[start of RECORDS TO USE]
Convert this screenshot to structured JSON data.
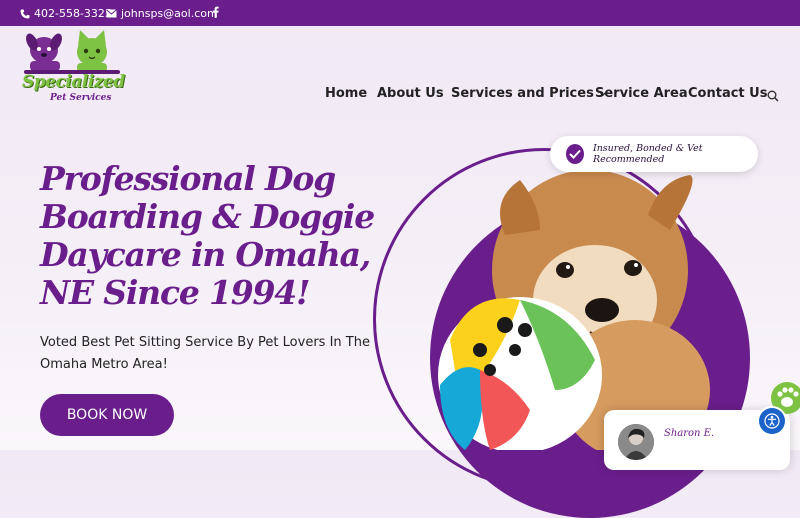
{
  "topbar": {
    "phone": "402-558-3325",
    "email": "johnsps@aol.com",
    "social_icon": "facebook-icon"
  },
  "logo": {
    "line1": "Specialized",
    "line2": "Pet Services"
  },
  "nav": {
    "items": [
      {
        "label": "Home"
      },
      {
        "label": "About Us"
      },
      {
        "label": "Services and Prices"
      },
      {
        "label": "Service Area"
      },
      {
        "label": "Contact Us"
      }
    ]
  },
  "hero": {
    "title_lines": [
      "Professional Dog",
      "Boarding & Doggie",
      "Daycare in Omaha,",
      "NE Since 1994!"
    ],
    "subtitle": "Voted Best Pet Sitting Service By Pet Lovers In The Omaha Metro Area!",
    "cta": "BOOK NOW"
  },
  "badge": {
    "text": "Insured, Bonded & Vet Recommended"
  },
  "review": {
    "name": "Sharon E."
  },
  "colors": {
    "brand_purple": "#6a1e8c",
    "logo_green": "#7dc242",
    "accessibility_blue": "#1b62c9"
  }
}
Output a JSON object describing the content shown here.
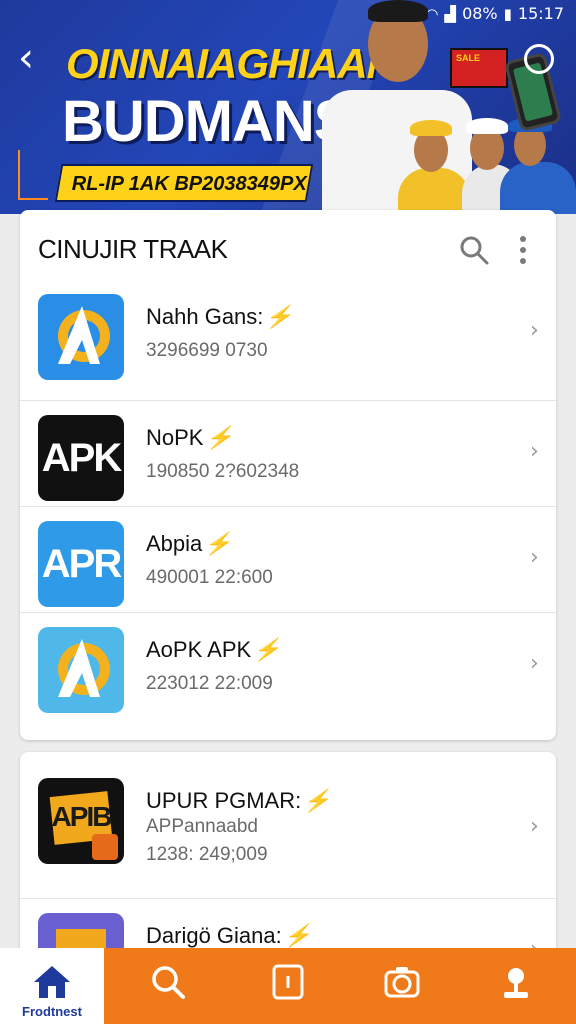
{
  "status_bar": {
    "battery": "08%",
    "time": "15:17"
  },
  "banner": {
    "back_glyph": "‹",
    "title_line1": "OINNAIAGHIAAN",
    "title_line2": "BUDMANSIA",
    "ribbon_text": "RL-IP 1AK BP2038349PX",
    "flag_text": "SALE"
  },
  "list_header": {
    "title": "CINUJIR TRAAK",
    "search_icon": "search-icon",
    "more_icon": "more-vertical-icon"
  },
  "apps": [
    {
      "name": "Nahh Gans:",
      "tag": "⚡",
      "detail": "3296699 0730",
      "icon": "app-a-icon"
    },
    {
      "name": "NoPK",
      "tag": "⚡",
      "detail": "190850 2?602348",
      "icon": "apk-icon"
    },
    {
      "name": "Abpia",
      "tag": "⚡",
      "detail": "490001 22:600",
      "icon": "apr-icon"
    },
    {
      "name": "AoPK APK",
      "tag": "⚡",
      "detail": "223012 22:009",
      "icon": "app-a-icon"
    }
  ],
  "apps2": [
    {
      "name": "UPUR PGMAR:",
      "tag": "⚡",
      "detail": "APPannaabd",
      "detail2": "1238: 249;009",
      "icon": "apib-icon"
    },
    {
      "name": "Darigö Giana:",
      "tag": "⚡",
      "icon": "folder-icon"
    }
  ],
  "icon_labels": {
    "apk": "APK",
    "apr": "APR",
    "apib": "APIB"
  },
  "bottom_nav": {
    "home_label": "Frodtnest",
    "items": [
      "home-icon",
      "search-icon",
      "tablet-icon",
      "camera-icon",
      "user-pin-icon"
    ]
  },
  "colors": {
    "banner": "#1e3a9c",
    "accent": "#ffd21a",
    "nav": "#f07a1a",
    "tag": "#e01e1e"
  }
}
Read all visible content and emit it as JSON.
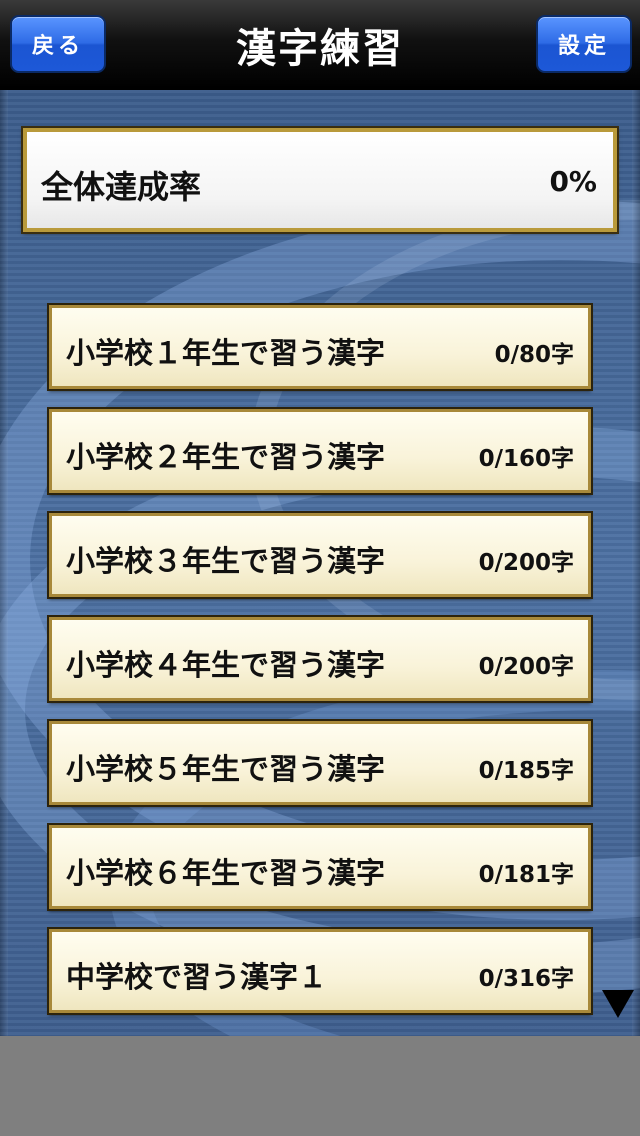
{
  "navbar": {
    "title": "漢字練習",
    "back_label": "戻る",
    "settings_label": "設定"
  },
  "overall": {
    "label": "全体達成率",
    "value": "0%"
  },
  "grades": [
    {
      "label": "小学校１年生で習う漢字",
      "count": "0/80字"
    },
    {
      "label": "小学校２年生で習う漢字",
      "count": "0/160字"
    },
    {
      "label": "小学校３年生で習う漢字",
      "count": "0/200字"
    },
    {
      "label": "小学校４年生で習う漢字",
      "count": "0/200字"
    },
    {
      "label": "小学校５年生で習う漢字",
      "count": "0/185字"
    },
    {
      "label": "小学校６年生で習う漢字",
      "count": "0/181字"
    },
    {
      "label": "中学校で習う漢字１",
      "count": "0/316字"
    }
  ],
  "colors": {
    "accent_button": "#2e6be6",
    "panel_border": "#b99a3b",
    "background": "#4d71a3"
  },
  "icons": {
    "scroll_indicator": "triangle-down-icon"
  }
}
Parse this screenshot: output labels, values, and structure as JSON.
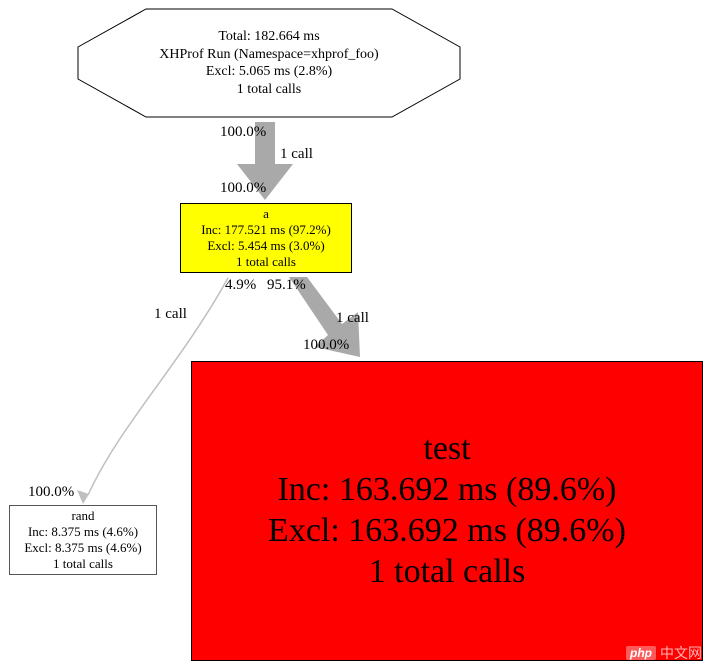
{
  "root": {
    "line1": "Total: 182.664 ms",
    "line2": "XHProf Run (Namespace=xhprof_foo)",
    "line3": "Excl: 5.065 ms (2.8%)",
    "line4": "1 total calls"
  },
  "edge_root_a": {
    "top_pct": "100.0%",
    "calls": "1 call",
    "bottom_pct": "100.0%"
  },
  "node_a": {
    "title": "a",
    "inc": "Inc: 177.521 ms (97.2%)",
    "excl": "Excl: 5.454 ms (3.0%)",
    "calls": "1 total calls"
  },
  "edge_a_rand": {
    "pct_a": "4.9%",
    "calls": "1 call",
    "pct_b": "100.0%"
  },
  "edge_a_test": {
    "pct_a": "95.1%",
    "calls": "1 call",
    "pct_b": "100.0%"
  },
  "node_rand": {
    "title": "rand",
    "inc": "Inc: 8.375 ms (4.6%)",
    "excl": "Excl: 8.375 ms (4.6%)",
    "calls": "1 total calls"
  },
  "node_test": {
    "title": "test",
    "inc": "Inc: 163.692 ms (89.6%)",
    "excl": "Excl: 163.692 ms (89.6%)",
    "calls": "1 total calls"
  },
  "watermark": {
    "badge": "php",
    "text": "中文网"
  }
}
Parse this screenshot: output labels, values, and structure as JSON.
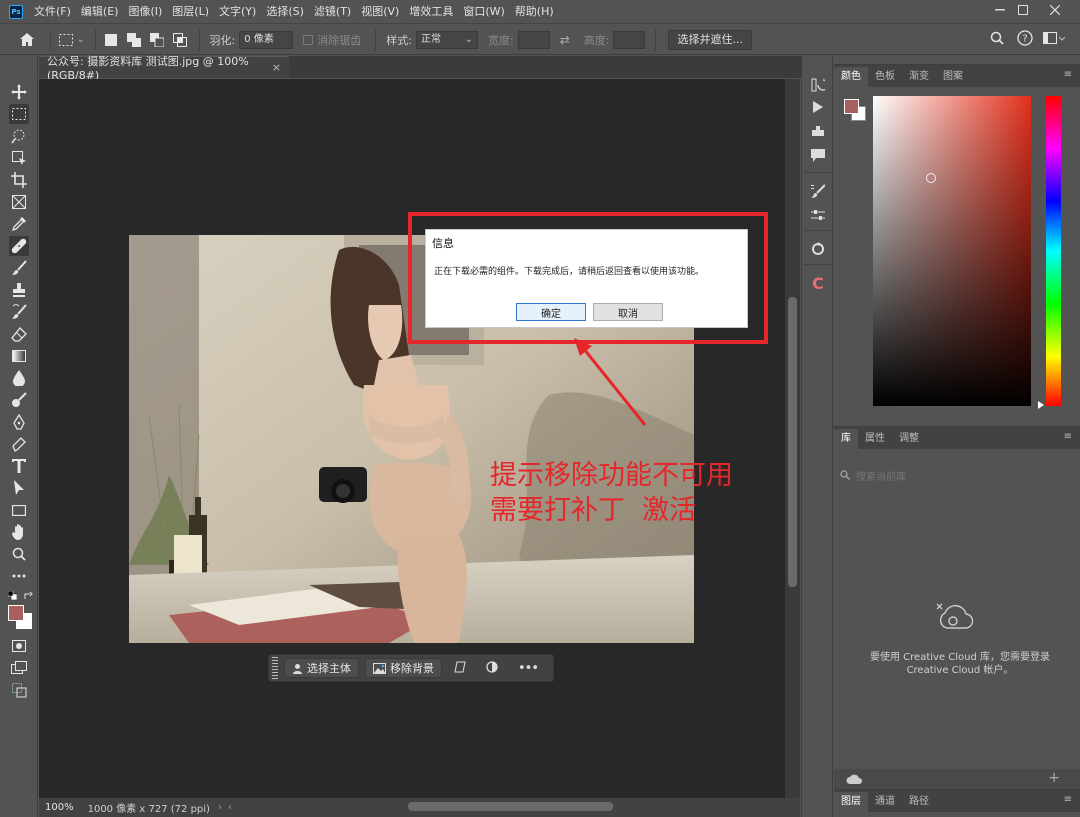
{
  "menubar": {
    "items": [
      "文件(F)",
      "编辑(E)",
      "图像(I)",
      "图层(L)",
      "文字(Y)",
      "选择(S)",
      "滤镜(T)",
      "视图(V)",
      "增效工具",
      "窗口(W)",
      "帮助(H)"
    ]
  },
  "options": {
    "feather_label": "羽化:",
    "feather_value": "0 像素",
    "antialias_label": "消除锯齿",
    "style_label": "样式:",
    "style_value": "正常",
    "width_label": "宽度:",
    "height_label": "高度:",
    "select_mask_label": "选择并遮住..."
  },
  "document": {
    "tab_title": "公众号: 摄影资料库 测试图.jpg @ 100%(RGB/8#)",
    "zoom": "100%",
    "info": "1000 像素 x 727 (72 ppi)"
  },
  "taskbar": {
    "select_subject": "选择主体",
    "remove_bg": "移除背景"
  },
  "dialog": {
    "title": "信息",
    "message": "正在下载必需的组件。下载完成后，请稍后返回查看以使用该功能。",
    "ok": "确定",
    "cancel": "取消"
  },
  "annotation": {
    "line1": "提示移除功能不可用",
    "line2": "需要打补丁  激活"
  },
  "color_panel": {
    "tabs": [
      "颜色",
      "色板",
      "渐变",
      "图案"
    ],
    "foreground": "#a8605f",
    "background": "#ffffff"
  },
  "library_panel": {
    "tabs": [
      "库",
      "属性",
      "调整"
    ],
    "search_placeholder": "搜索当前库",
    "message": "要使用 Creative Cloud 库，您需要登录 Creative Cloud 帐户。"
  },
  "layers_panel": {
    "tabs": [
      "图层",
      "通道",
      "路径"
    ]
  },
  "colors": {
    "accent_red": "#e5262a",
    "canvas_bg": "#282828",
    "ui_bg": "#535353"
  }
}
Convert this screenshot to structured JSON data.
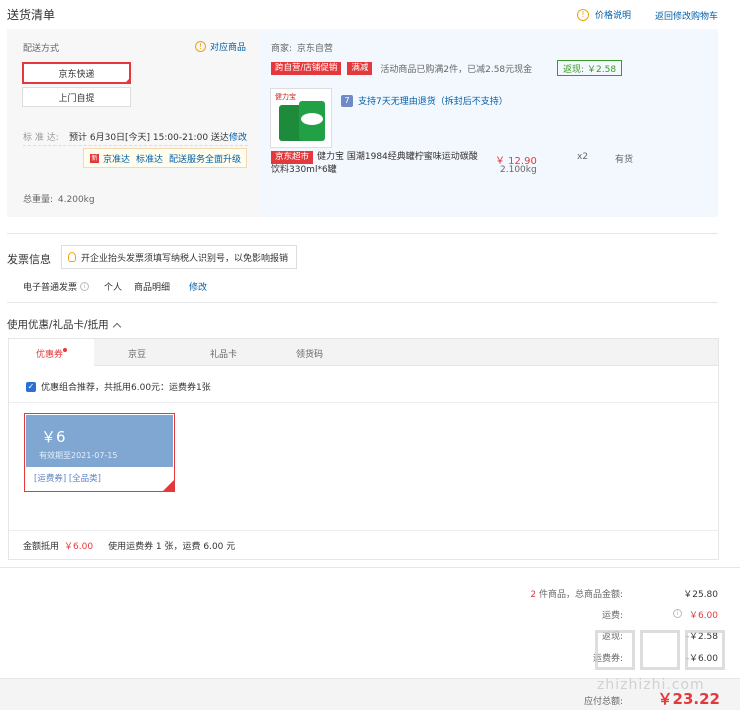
{
  "header": {
    "title": "送货清单",
    "price_note_label": "价格说明",
    "back_to_cart": "返回修改购物车"
  },
  "delivery": {
    "method_label": "配送方式",
    "products_link": "对应商品",
    "options": [
      "京东快递",
      "上门自提"
    ],
    "standard_label": "标 准 达:",
    "standard_text": "预计 6月30日[今天] 15:00-21:00 送达",
    "edit": "修改",
    "upgrade_badges": [
      "京准达",
      "标准达"
    ],
    "upgrade_text": "配送服务全面升级",
    "total_weight_label": "总重量:",
    "total_weight": "4.200kg"
  },
  "shop": {
    "merchant_label": "商家:",
    "merchant_name": "京东自营",
    "promo_tags": [
      "跨自营/店铺促销",
      "满减"
    ],
    "promo_text": "活动商品已购满2件，已减2.58元现金",
    "cashback_label": "返现:",
    "cashback_value": "￥2.58",
    "return_policy": "支持7天无理由退货（拆封后不支持）",
    "supermarket_tag": "京东超市",
    "product_name": "健力宝 国潮1984经典罐柠蜜味运动碳酸饮料330ml*6罐",
    "price": "￥ 12.90",
    "quantity": "x2",
    "stock": "有货",
    "weight": "2.100kg",
    "product_image_text": "健力宝"
  },
  "invoice": {
    "title": "发票信息",
    "tip": "开企业抬头发票须填写纳税人识别号，以免影响报销",
    "type": "电子普通发票",
    "individual": "个人",
    "detail": "商品明细",
    "edit": "修改"
  },
  "coupons": {
    "title": "使用优惠/礼品卡/抵用",
    "tabs": [
      "优惠券",
      "京豆",
      "礼品卡",
      "领货码"
    ],
    "combo_text": "优惠组合推荐，共抵用6.00元：运费券1张",
    "coupon_amount": "￥6",
    "coupon_validity": "有效期至2021-07-15",
    "coupon_tags": [
      "[运费券]",
      "[全品类]"
    ],
    "summary_label": "金额抵用",
    "summary_amount": "￥6.00",
    "summary_text": "使用运费券 1 张，运费 6.00 元"
  },
  "totals": {
    "count": "2",
    "count_suffix": "件商品，总商品金额:",
    "goods_amount": "￥25.80",
    "shipping_label": "运费:",
    "shipping_amount": "￥6.00",
    "rebate_label": "返现:",
    "rebate_amount": "-￥2.58",
    "shipping_coupon_label": "运费券:",
    "shipping_coupon_amount": "-￥6.00",
    "payable_label": "应付总额:",
    "payable_amount": "￥23.22"
  },
  "watermark": {
    "text": "zhizhizhi.com"
  },
  "colors": {
    "accent_red": "#e4393c",
    "link_blue": "#005ea7",
    "panel_blue": "#f3f8fe",
    "coupon_blue": "#7fa7d2",
    "cashback_green": "#3b9a22"
  }
}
[end of RECORDS TO USE]
__GOAL__: Return a copy of every line that includes the word "Area".

__OUTPUT FOR THIS EXERCISE__:
        "label": "Service Area"
    "subtitle": "Voted Best Pet Sitting Service By Pet Lovers In The Omaha Metro Area!",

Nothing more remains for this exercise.